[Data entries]
────────

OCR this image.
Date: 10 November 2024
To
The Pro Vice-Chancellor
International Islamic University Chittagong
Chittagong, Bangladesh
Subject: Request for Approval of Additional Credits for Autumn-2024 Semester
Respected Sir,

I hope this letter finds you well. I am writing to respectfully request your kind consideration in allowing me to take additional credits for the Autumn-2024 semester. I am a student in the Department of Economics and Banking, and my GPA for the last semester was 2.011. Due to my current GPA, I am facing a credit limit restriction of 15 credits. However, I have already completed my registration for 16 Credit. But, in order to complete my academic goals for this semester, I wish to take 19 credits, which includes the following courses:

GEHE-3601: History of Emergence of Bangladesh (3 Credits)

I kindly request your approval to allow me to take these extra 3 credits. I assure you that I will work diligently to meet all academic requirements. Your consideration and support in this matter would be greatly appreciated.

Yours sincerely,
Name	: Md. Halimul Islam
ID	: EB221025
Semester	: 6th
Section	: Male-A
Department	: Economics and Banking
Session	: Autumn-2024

────────

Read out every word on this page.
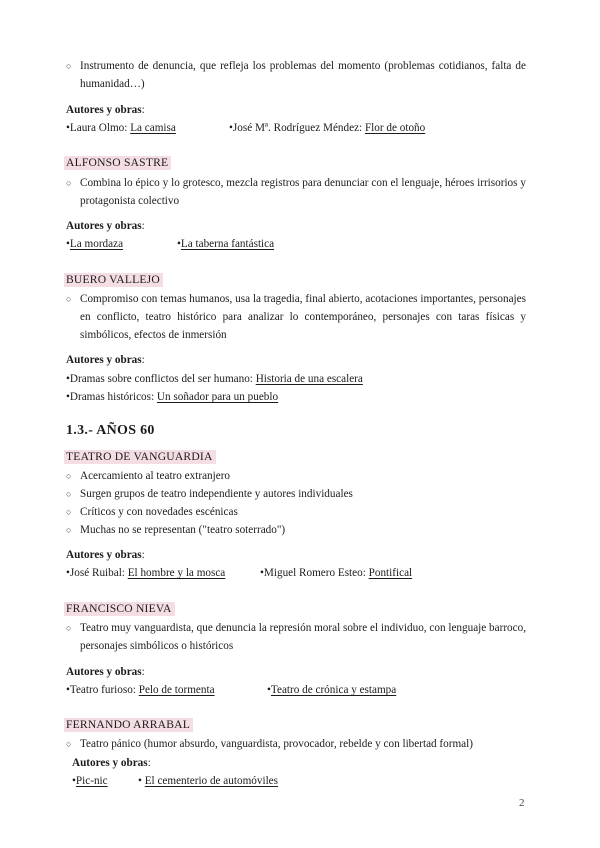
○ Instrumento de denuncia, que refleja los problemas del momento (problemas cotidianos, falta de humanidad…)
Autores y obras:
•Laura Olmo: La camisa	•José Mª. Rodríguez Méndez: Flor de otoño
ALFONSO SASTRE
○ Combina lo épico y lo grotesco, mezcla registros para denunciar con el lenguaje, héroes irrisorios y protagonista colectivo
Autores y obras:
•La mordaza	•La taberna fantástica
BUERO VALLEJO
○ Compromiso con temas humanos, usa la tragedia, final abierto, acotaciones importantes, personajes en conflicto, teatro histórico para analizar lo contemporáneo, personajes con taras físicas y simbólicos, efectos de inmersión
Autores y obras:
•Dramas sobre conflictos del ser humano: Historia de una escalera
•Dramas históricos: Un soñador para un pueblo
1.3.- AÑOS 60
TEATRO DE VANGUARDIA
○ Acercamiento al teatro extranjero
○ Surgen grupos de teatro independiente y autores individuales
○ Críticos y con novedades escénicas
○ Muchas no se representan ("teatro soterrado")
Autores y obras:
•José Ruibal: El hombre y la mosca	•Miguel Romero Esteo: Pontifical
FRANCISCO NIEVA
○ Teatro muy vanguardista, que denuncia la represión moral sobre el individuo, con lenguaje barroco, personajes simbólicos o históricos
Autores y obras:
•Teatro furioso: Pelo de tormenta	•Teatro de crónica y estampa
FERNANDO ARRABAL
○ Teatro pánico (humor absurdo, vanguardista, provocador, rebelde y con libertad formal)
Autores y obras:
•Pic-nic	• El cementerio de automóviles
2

────────

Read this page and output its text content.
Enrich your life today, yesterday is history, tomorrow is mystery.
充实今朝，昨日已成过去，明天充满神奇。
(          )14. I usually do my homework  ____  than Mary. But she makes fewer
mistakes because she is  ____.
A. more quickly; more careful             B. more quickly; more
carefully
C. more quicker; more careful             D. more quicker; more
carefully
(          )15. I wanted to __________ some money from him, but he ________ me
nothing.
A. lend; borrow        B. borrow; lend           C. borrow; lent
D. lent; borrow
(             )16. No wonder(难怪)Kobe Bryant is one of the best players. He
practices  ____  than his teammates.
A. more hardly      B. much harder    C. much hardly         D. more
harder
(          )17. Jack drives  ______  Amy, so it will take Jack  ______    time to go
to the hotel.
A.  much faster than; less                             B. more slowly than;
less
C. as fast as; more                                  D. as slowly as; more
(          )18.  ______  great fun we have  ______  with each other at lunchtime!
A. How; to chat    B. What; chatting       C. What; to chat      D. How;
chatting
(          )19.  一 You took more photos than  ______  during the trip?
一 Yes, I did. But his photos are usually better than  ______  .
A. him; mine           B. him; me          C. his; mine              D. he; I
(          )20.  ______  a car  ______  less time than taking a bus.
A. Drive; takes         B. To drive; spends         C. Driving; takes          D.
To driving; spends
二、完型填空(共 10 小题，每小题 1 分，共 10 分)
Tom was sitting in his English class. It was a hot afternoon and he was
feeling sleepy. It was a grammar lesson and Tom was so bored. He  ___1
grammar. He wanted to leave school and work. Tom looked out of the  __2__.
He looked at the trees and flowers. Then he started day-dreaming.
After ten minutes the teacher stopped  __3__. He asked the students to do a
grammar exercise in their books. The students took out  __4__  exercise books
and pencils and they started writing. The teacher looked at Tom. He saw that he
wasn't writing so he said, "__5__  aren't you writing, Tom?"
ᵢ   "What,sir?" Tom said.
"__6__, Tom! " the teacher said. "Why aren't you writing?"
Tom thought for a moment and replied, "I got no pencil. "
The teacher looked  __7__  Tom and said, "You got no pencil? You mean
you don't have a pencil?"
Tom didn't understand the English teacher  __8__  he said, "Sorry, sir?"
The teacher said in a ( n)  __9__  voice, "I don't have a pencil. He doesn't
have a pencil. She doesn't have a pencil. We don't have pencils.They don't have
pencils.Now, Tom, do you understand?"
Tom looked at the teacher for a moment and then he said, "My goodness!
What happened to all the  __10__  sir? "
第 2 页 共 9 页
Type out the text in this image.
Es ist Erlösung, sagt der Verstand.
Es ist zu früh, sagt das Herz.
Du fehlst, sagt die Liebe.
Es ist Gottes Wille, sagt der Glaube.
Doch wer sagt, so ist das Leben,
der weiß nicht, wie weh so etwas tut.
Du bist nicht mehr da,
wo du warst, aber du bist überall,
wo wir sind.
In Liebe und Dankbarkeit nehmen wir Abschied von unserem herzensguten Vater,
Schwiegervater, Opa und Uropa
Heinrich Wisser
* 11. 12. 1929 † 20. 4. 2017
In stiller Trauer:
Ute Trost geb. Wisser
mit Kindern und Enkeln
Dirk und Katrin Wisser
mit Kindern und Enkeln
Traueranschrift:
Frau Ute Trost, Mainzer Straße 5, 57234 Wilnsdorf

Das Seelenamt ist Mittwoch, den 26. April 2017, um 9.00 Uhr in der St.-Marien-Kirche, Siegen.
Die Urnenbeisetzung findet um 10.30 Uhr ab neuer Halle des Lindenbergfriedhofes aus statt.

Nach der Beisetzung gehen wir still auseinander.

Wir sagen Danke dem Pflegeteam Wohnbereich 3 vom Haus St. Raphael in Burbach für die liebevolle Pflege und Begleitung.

────────

• DIRECTION:
Determine how many lines of the listing hold the word "What" and reply with that figure alone.

• TASK OUTPUT:
3